▸ **TASK BRIEF**: Write out the records below once more, exactly as they stand.

[Data entries]
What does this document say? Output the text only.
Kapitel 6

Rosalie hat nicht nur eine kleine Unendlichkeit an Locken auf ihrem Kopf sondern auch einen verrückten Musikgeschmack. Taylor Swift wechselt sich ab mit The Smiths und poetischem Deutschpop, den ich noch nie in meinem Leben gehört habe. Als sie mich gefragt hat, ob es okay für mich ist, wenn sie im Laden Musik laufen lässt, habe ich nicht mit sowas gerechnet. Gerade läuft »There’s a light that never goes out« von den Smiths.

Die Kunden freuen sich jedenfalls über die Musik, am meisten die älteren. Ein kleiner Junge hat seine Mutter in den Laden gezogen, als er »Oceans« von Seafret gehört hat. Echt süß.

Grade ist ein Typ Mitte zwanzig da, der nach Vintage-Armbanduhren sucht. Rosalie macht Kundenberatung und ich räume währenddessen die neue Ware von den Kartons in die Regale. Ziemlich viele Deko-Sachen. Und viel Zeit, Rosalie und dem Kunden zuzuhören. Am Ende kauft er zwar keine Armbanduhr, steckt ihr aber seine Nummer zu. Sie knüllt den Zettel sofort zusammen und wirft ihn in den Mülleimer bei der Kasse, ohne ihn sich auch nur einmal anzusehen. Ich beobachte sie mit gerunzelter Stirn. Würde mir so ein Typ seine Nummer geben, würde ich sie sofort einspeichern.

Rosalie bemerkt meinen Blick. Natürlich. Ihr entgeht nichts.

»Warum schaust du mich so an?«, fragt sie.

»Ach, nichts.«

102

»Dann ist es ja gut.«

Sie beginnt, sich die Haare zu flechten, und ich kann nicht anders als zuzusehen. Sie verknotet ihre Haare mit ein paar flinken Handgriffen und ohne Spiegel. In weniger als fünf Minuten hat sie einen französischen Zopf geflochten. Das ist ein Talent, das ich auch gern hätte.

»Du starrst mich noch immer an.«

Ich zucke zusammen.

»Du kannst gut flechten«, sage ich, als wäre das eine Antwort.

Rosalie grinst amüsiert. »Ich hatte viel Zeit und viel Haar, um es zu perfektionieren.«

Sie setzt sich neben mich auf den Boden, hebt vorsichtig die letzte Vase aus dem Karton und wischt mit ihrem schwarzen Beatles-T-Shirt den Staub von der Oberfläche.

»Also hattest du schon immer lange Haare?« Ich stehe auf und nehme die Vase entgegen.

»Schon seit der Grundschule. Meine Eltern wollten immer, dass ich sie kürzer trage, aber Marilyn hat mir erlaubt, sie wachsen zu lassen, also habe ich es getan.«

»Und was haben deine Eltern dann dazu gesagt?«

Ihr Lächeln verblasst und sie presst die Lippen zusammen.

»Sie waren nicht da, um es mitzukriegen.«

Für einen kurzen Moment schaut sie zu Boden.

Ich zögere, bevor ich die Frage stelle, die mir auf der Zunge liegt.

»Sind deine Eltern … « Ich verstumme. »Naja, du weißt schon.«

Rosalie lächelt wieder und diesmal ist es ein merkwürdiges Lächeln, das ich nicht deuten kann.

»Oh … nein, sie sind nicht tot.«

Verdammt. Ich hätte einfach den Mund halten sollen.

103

▸ **SOLVED EXERCISE**:
What does this document say? Output the text only.
Kapitel 6

Rosalie hat nicht nur eine kleine Unendlichkeit an Locken auf ihrem Kopf sondern auch einen verrückten Musikgeschmack. Taylor Swift wechselt sich ab mit The Smiths und poetischem Deutschpop, den ich noch nie in meinem Leben gehört habe. Als sie mich gefragt hat, ob es okay für mich ist, wenn sie im Laden Musik laufen lässt, habe ich nicht mit sowas gerechnet. Gerade läuft »There’s a light that never goes out« von den Smiths.

Die Kunden freuen sich jedenfalls über die Musik, am meisten die älteren. Ein kleiner Junge hat seine Mutter in den Laden gezogen, als er »Oceans« von Seafret gehört hat. Echt süß.

Grade ist ein Typ Mitte zwanzig da, der nach Vintage-Armbanduhren sucht. Rosalie macht Kundenberatung und ich räume währenddessen die neue Ware von den Kartons in die Regale. Ziemlich viele Deko-Sachen. Und viel Zeit, Rosalie und dem Kunden zuzuhören. Am Ende kauft er zwar keine Armbanduhr, steckt ihr aber seine Nummer zu. Sie knüllt den Zettel sofort zusammen und wirft ihn in den Mülleimer bei der Kasse, ohne ihn sich auch nur einmal anzusehen. Ich beobachte sie mit gerunzelter Stirn. Würde mir so ein Typ seine Nummer geben, würde ich sie sofort einspeichern.

Rosalie bemerkt meinen Blick. Natürlich. Ihr entgeht nichts.

»Warum schaust du mich so an?«, fragt sie.

»Ach, nichts.«

102

»Dann ist es ja gut.«

Sie beginnt, sich die Haare zu flechten, und ich kann nicht anders als zuzusehen. Sie verknotet ihre Haare mit ein paar flinken Handgriffen und ohne Spiegel. In weniger als fünf Minuten hat sie einen französischen Zopf geflochten. Das ist ein Talent, das ich auch gern hätte.

»Du starrst mich noch immer an.«

Ich zucke zusammen.

»Du kannst gut flechten«, sage ich, als wäre das eine Antwort.

Rosalie grinst amüsiert. »Ich hatte viel Zeit und viel Haar, um es zu perfektionieren.«

Sie setzt sich neben mich auf den Boden, hebt vorsichtig die letzte Vase aus dem Karton und wischt mit ihrem schwarzen Beatles-T-Shirt den Staub von der Oberfläche.

»Also hattest du schon immer lange Haare?« Ich stehe auf und nehme die Vase entgegen.

»Schon seit der Grundschule. Meine Eltern wollten immer, dass ich sie kürzer trage, aber Marilyn hat mir erlaubt, sie wachsen zu lassen, also habe ich es getan.«

»Und was haben deine Eltern dann dazu gesagt?«

Ihr Lächeln verblasst und sie presst die Lippen zusammen.

»Sie waren nicht da, um es mitzukriegen.«

Für einen kurzen Moment schaut sie zu Boden.

Ich zögere, bevor ich die Frage stelle, die mir auf der Zunge liegt.

»Sind deine Eltern … « Ich verstumme. »Naja, du weißt schon.«

Rosalie lächelt wieder und diesmal ist es ein merkwürdiges Lächeln, das ich nicht deuten kann.

»Oh … nein, sie sind nicht tot.«

Verdammt. Ich hätte einfach den Mund halten sollen.

103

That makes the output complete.